(Data records)

[BEGIN]

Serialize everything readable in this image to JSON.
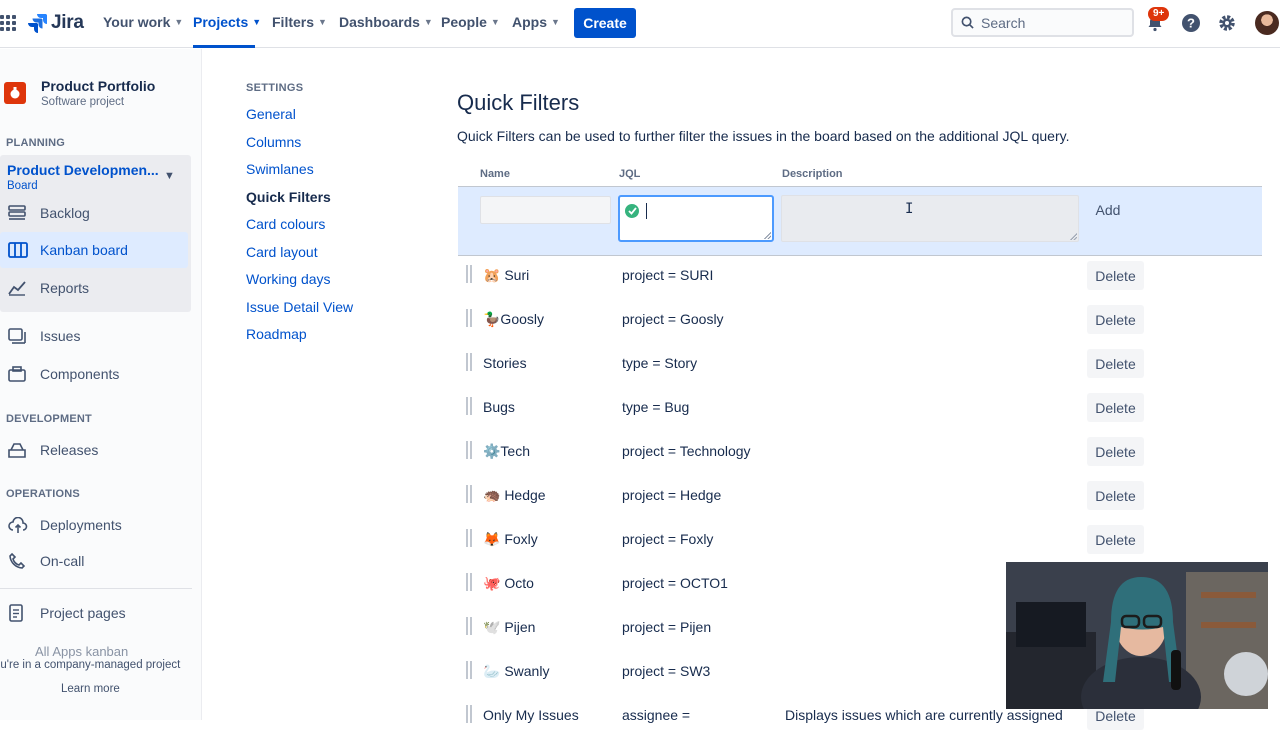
{
  "nav": {
    "logo": "Jira",
    "items": [
      {
        "label": "Your work"
      },
      {
        "label": "Projects"
      },
      {
        "label": "Filters"
      },
      {
        "label": "Dashboards"
      },
      {
        "label": "People"
      },
      {
        "label": "Apps"
      }
    ],
    "create_label": "Create",
    "search_placeholder": "Search",
    "notification_badge": "9+"
  },
  "sidebar": {
    "project_name": "Product Portfolio",
    "project_type": "Software project",
    "planning_title": "PLANNING",
    "board_name": "Product Developmen...",
    "board_type": "Board",
    "board_items": [
      {
        "label": "Backlog",
        "icon": "backlog-icon"
      },
      {
        "label": "Kanban board",
        "icon": "kanban-board-icon"
      },
      {
        "label": "Reports",
        "icon": "reports-icon"
      }
    ],
    "items": [
      {
        "label": "Issues",
        "icon": "issues-icon"
      },
      {
        "label": "Components",
        "icon": "components-icon"
      }
    ],
    "development_title": "DEVELOPMENT",
    "releases_label": "Releases",
    "operations_title": "OPERATIONS",
    "deployments_label": "Deployments",
    "oncall_label": "On-call",
    "project_pages_label": "Project pages",
    "faded_item": "All Apps kanban",
    "company_note": "ou're in a company-managed project",
    "learn_more": "Learn more"
  },
  "settings_nav": {
    "title": "SETTINGS",
    "links": [
      "General",
      "Columns",
      "Swimlanes",
      "Quick Filters",
      "Card colours",
      "Card layout",
      "Working days",
      "Issue Detail View",
      "Roadmap"
    ],
    "active": "Quick Filters"
  },
  "main": {
    "title": "Quick Filters",
    "description": "Quick Filters can be used to further filter the issues in the board based on the additional JQL query.",
    "columns": {
      "name": "Name",
      "jql": "JQL",
      "description": "Description"
    },
    "add_label": "Add",
    "delete_label": "Delete",
    "filters": [
      {
        "name": "🐹 Suri",
        "jql": "project = SURI",
        "description": ""
      },
      {
        "name": "🦆Goosly",
        "jql": "project = Goosly",
        "description": ""
      },
      {
        "name": "Stories",
        "jql": "type = Story",
        "description": ""
      },
      {
        "name": "Bugs",
        "jql": "type = Bug",
        "description": ""
      },
      {
        "name": "⚙️Tech",
        "jql": "project = Technology",
        "description": ""
      },
      {
        "name": "🦔 Hedge",
        "jql": "project = Hedge",
        "description": ""
      },
      {
        "name": "🦊 Foxly",
        "jql": "project = Foxly",
        "description": ""
      },
      {
        "name": "🐙 Octo",
        "jql": "project = OCTO1",
        "description": ""
      },
      {
        "name": "🕊️ Pijen",
        "jql": "project = Pijen",
        "description": ""
      },
      {
        "name": "🦢 Swanly",
        "jql": "project = SW3",
        "description": ""
      },
      {
        "name": "Only My Issues",
        "jql": "assignee =",
        "description": "Displays issues which are currently assigned"
      }
    ]
  },
  "colors": {
    "brand": "#0052cc",
    "nav_text": "#42526e",
    "selected_bg": "#deebff",
    "valid": "#36b37e",
    "badge": "#de350b"
  }
}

[END]

▶ **The problem**: Leave out the pictures and restate everything else word for word.

▶ **Finished answer**:
Serialize everything readable in this image to JSON.
{
  "nav": {
    "logo": "Jira",
    "items": [
      {
        "label": "Your work"
      },
      {
        "label": "Projects"
      },
      {
        "label": "Filters"
      },
      {
        "label": "Dashboards"
      },
      {
        "label": "People"
      },
      {
        "label": "Apps"
      }
    ],
    "create_label": "Create",
    "search_placeholder": "Search",
    "notification_badge": "9+"
  },
  "sidebar": {
    "project_name": "Product Portfolio",
    "project_type": "Software project",
    "planning_title": "PLANNING",
    "board_name": "Product Developmen...",
    "board_type": "Board",
    "board_items": [
      {
        "label": "Backlog",
        "icon": "backlog-icon"
      },
      {
        "label": "Kanban board",
        "icon": "kanban-board-icon"
      },
      {
        "label": "Reports",
        "icon": "reports-icon"
      }
    ],
    "items": [
      {
        "label": "Issues",
        "icon": "issues-icon"
      },
      {
        "label": "Components",
        "icon": "components-icon"
      }
    ],
    "development_title": "DEVELOPMENT",
    "releases_label": "Releases",
    "operations_title": "OPERATIONS",
    "deployments_label": "Deployments",
    "oncall_label": "On-call",
    "project_pages_label": "Project pages",
    "faded_item": "All Apps kanban",
    "company_note": "ou're in a company-managed project",
    "learn_more": "Learn more"
  },
  "settings_nav": {
    "title": "SETTINGS",
    "links": [
      "General",
      "Columns",
      "Swimlanes",
      "Quick Filters",
      "Card colours",
      "Card layout",
      "Working days",
      "Issue Detail View",
      "Roadmap"
    ],
    "active": "Quick Filters"
  },
  "main": {
    "title": "Quick Filters",
    "description": "Quick Filters can be used to further filter the issues in the board based on the additional JQL query.",
    "columns": {
      "name": "Name",
      "jql": "JQL",
      "description": "Description"
    },
    "add_label": "Add",
    "delete_label": "Delete",
    "filters": [
      {
        "name": "🐹 Suri",
        "jql": "project = SURI",
        "description": ""
      },
      {
        "name": "🦆Goosly",
        "jql": "project = Goosly",
        "description": ""
      },
      {
        "name": "Stories",
        "jql": "type = Story",
        "description": ""
      },
      {
        "name": "Bugs",
        "jql": "type = Bug",
        "description": ""
      },
      {
        "name": "⚙️Tech",
        "jql": "project = Technology",
        "description": ""
      },
      {
        "name": "🦔 Hedge",
        "jql": "project = Hedge",
        "description": ""
      },
      {
        "name": "🦊 Foxly",
        "jql": "project = Foxly",
        "description": ""
      },
      {
        "name": "🐙 Octo",
        "jql": "project = OCTO1",
        "description": ""
      },
      {
        "name": "🕊️ Pijen",
        "jql": "project = Pijen",
        "description": ""
      },
      {
        "name": "🦢 Swanly",
        "jql": "project = SW3",
        "description": ""
      },
      {
        "name": "Only My Issues",
        "jql": "assignee =",
        "description": "Displays issues which are currently assigned"
      }
    ]
  },
  "colors": {
    "brand": "#0052cc",
    "nav_text": "#42526e",
    "selected_bg": "#deebff",
    "valid": "#36b37e",
    "badge": "#de350b"
  }
}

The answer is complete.